**** Exercise data ****
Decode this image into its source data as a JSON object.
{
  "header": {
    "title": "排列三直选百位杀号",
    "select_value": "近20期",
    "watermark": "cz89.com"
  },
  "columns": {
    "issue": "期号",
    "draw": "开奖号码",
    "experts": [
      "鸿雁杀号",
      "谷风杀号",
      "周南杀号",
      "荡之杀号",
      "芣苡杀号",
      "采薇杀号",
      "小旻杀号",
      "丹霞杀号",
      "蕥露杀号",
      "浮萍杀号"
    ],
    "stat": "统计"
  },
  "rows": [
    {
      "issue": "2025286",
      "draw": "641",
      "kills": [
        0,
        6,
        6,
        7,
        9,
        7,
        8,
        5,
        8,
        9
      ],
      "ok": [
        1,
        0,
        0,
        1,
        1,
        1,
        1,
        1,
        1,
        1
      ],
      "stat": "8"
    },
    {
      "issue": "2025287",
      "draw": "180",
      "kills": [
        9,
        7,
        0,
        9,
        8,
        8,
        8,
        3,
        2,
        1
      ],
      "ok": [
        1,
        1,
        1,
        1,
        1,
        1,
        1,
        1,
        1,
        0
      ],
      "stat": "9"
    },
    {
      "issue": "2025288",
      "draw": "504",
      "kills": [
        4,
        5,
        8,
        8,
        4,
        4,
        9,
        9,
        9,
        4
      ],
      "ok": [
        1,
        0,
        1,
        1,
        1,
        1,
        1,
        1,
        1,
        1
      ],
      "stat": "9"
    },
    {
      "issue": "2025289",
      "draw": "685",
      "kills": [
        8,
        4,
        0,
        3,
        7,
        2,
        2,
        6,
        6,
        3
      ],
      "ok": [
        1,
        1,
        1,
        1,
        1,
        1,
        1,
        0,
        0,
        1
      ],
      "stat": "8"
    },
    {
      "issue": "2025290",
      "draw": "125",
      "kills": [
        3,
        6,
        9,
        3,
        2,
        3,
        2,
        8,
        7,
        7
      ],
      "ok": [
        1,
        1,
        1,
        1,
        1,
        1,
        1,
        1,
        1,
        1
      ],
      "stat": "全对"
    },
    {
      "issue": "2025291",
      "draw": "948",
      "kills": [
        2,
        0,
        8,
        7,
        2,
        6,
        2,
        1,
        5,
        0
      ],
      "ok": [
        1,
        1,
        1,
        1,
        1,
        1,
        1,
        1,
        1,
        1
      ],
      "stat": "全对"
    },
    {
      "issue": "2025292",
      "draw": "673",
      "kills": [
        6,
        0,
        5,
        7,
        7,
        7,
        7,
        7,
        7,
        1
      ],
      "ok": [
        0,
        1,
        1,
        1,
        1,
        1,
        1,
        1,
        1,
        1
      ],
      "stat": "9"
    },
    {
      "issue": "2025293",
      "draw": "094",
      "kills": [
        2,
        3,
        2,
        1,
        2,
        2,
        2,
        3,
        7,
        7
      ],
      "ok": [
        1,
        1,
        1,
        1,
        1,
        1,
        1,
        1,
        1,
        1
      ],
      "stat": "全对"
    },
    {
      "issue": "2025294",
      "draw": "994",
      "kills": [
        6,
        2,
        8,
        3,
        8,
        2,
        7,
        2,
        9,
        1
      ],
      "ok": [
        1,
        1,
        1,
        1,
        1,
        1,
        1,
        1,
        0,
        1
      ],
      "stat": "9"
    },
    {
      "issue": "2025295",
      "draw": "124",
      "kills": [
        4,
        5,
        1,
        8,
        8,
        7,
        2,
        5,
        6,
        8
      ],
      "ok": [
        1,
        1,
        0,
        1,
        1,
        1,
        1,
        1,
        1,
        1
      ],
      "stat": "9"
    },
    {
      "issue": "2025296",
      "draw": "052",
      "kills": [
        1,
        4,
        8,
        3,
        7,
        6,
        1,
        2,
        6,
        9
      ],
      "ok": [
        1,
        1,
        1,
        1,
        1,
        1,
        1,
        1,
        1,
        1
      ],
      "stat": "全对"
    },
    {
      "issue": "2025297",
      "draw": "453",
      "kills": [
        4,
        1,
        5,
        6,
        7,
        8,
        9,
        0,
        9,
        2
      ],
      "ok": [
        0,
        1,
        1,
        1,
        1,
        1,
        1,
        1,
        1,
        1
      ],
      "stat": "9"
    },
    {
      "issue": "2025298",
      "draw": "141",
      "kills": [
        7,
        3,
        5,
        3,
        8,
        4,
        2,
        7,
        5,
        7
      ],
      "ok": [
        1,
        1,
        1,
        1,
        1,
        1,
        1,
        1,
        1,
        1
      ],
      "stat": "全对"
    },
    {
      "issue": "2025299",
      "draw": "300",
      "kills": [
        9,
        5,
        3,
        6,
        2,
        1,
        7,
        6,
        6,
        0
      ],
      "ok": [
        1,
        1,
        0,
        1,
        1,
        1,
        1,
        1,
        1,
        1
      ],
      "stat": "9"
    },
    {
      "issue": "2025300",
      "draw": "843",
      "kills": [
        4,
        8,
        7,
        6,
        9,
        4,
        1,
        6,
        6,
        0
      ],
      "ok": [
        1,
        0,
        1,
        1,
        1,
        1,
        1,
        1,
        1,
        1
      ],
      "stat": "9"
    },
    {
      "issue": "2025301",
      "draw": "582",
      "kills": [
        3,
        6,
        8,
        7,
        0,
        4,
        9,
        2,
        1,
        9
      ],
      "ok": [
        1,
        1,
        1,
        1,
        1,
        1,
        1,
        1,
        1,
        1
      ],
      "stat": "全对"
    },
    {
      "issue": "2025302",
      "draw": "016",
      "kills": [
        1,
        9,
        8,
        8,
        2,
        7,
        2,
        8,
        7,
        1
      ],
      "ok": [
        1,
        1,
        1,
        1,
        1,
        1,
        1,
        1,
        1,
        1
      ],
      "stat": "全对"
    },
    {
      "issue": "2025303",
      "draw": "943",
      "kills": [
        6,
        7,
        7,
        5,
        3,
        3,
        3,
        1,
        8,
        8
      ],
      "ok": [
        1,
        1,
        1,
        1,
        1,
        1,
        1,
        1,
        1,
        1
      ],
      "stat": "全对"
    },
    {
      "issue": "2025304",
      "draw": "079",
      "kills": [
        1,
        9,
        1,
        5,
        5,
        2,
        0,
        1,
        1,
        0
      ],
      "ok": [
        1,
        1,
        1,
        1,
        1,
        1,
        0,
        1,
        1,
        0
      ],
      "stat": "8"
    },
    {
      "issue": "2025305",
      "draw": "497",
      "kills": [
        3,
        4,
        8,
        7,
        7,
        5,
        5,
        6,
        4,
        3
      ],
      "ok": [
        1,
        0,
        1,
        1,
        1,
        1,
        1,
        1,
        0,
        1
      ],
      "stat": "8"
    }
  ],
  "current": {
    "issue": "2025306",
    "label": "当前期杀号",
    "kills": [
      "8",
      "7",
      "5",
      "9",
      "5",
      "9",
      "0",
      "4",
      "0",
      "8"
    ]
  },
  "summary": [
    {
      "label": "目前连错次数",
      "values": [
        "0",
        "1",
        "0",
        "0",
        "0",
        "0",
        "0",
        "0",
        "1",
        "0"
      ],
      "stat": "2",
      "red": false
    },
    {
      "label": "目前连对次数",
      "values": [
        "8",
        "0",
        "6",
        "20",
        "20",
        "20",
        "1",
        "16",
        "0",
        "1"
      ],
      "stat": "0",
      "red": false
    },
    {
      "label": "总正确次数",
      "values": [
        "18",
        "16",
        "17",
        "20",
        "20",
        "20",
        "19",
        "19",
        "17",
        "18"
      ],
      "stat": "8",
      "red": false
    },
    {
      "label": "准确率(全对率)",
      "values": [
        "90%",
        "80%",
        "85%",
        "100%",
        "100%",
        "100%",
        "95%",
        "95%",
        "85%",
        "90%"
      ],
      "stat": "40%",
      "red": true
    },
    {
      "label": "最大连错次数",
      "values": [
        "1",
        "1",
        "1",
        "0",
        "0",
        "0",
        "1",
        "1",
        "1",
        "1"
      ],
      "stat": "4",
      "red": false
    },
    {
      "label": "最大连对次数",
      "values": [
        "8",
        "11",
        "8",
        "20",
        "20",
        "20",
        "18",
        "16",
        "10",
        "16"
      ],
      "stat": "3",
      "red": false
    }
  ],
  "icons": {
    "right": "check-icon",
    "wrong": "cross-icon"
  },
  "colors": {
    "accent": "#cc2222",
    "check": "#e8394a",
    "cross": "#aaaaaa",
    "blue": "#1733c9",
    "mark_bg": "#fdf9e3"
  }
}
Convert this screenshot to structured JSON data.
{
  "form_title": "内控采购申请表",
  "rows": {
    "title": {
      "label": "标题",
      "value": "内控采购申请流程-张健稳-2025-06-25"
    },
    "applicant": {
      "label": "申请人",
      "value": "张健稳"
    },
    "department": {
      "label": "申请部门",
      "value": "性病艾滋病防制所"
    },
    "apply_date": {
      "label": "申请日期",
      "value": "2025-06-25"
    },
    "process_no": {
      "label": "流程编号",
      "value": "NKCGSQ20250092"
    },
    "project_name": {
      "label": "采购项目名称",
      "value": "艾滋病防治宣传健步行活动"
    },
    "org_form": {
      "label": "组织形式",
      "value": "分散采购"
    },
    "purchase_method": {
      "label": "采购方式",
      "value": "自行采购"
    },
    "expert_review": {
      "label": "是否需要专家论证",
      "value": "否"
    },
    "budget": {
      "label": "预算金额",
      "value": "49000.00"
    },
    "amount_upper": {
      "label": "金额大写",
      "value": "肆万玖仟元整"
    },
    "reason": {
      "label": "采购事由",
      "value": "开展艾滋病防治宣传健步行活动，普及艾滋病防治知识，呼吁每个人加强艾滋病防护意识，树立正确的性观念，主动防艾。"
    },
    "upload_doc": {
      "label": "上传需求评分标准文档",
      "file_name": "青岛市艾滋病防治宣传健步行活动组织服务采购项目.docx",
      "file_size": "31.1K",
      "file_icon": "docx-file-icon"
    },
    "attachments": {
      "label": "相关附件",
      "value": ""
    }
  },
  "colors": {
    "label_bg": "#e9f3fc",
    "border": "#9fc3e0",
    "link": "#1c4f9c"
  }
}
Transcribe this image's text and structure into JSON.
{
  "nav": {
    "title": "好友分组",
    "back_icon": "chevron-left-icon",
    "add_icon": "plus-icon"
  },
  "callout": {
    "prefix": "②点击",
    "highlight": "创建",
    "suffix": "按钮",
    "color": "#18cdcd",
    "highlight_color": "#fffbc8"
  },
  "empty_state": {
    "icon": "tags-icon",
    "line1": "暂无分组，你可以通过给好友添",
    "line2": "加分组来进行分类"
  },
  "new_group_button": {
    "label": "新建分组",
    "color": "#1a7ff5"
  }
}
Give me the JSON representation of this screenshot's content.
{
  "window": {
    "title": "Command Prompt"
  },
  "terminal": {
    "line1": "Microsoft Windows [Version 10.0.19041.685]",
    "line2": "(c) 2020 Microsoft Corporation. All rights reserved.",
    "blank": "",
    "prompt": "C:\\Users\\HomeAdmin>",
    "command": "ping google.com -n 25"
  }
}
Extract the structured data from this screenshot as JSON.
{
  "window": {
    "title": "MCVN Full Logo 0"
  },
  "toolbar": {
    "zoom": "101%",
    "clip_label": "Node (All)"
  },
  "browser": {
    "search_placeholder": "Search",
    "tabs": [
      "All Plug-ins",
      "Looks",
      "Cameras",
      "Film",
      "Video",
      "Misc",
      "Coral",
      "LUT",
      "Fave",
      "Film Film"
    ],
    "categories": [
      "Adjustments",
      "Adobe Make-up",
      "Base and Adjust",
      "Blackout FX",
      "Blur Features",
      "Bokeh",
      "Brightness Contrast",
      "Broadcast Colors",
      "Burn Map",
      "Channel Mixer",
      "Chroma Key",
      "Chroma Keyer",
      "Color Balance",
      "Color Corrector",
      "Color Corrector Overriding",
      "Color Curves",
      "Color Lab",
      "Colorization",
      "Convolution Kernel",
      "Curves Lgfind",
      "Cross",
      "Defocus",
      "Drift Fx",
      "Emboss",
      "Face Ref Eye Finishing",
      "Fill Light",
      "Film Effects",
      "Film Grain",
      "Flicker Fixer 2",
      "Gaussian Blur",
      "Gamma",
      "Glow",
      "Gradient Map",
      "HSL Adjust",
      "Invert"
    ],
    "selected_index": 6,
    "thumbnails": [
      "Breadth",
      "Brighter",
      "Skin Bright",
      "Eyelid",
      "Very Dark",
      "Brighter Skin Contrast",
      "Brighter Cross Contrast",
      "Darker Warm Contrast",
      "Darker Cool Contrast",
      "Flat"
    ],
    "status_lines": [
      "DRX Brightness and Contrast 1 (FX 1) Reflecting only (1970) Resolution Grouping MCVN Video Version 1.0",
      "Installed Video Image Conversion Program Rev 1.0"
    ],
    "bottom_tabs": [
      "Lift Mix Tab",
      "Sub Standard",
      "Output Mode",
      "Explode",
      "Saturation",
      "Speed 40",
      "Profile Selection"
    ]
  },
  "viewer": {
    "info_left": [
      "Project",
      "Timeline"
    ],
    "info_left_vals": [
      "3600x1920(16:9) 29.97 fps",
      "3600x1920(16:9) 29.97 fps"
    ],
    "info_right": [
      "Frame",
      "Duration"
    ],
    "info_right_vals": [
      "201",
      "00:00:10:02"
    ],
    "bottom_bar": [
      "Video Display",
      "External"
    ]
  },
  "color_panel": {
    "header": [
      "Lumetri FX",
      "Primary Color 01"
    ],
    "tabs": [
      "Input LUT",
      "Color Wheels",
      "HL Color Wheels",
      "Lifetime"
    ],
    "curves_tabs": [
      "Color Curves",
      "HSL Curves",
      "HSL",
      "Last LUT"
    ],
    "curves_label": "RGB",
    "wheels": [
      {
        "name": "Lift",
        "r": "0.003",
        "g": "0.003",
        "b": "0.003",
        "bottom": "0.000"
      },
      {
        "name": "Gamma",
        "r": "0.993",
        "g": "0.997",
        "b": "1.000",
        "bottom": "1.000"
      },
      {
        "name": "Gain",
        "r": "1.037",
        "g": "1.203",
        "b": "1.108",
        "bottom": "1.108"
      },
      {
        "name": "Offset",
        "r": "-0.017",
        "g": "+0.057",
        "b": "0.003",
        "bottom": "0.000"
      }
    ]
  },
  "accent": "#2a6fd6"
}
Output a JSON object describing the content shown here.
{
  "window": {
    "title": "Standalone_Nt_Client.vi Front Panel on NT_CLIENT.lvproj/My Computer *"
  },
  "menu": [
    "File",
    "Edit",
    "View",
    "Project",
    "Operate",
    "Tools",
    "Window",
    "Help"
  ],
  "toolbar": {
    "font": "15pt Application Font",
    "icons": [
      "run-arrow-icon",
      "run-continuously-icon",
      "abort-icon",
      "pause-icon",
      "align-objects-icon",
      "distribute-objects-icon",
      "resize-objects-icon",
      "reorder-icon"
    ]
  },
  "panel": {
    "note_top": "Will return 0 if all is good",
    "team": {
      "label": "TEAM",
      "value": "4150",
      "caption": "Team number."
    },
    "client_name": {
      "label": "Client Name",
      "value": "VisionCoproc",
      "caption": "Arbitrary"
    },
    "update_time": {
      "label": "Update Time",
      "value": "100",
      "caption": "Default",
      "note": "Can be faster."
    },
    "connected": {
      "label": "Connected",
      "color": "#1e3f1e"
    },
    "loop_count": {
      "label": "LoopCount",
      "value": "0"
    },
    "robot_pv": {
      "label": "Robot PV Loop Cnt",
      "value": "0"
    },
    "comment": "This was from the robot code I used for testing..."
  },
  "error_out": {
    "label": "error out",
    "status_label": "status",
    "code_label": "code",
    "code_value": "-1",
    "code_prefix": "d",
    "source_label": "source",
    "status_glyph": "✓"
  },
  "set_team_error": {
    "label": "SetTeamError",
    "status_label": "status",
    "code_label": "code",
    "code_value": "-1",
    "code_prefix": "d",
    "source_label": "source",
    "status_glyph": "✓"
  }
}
****
Task to carry out: Among the entries, how many lines include the word "Corrector"? Answer with a single number and nothing further.

Answer to this problem: 2